[Start of DATASET CONTENT]

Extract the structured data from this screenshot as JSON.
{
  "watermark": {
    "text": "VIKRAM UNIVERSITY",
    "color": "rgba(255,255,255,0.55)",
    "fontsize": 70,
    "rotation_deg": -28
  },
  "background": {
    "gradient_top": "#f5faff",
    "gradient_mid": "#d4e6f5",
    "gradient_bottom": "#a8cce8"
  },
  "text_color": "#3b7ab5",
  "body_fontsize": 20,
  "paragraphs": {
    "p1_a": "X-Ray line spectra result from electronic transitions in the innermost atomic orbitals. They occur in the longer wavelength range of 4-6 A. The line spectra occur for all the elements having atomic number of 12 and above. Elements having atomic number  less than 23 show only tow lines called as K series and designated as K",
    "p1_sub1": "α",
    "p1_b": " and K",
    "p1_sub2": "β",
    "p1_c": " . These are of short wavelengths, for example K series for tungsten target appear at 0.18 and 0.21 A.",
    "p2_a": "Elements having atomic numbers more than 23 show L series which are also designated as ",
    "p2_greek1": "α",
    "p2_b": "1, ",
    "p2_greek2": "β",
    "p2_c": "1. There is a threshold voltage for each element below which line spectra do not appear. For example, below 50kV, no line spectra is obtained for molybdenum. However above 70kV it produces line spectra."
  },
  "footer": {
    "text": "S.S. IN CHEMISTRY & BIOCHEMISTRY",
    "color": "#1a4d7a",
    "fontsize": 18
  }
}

[End of DATASET CONTENT]

WORK TO COMPLETE
List every line from the entries above in which "designated" appears.

RESPONSE BELOW
    "p1_a": "X-Ray line spectra result from electronic transitions in the innermost atomic orbitals. They occur in the longer wavelength range of 4-6 A. The line spectra occur for all the elements having atomic number of 12 and above. Elements having atomic number  less than 23 show only tow lines called as K series and designated as K",
    "p2_a": "Elements having atomic numbers more than 23 show L series which are also designated as ",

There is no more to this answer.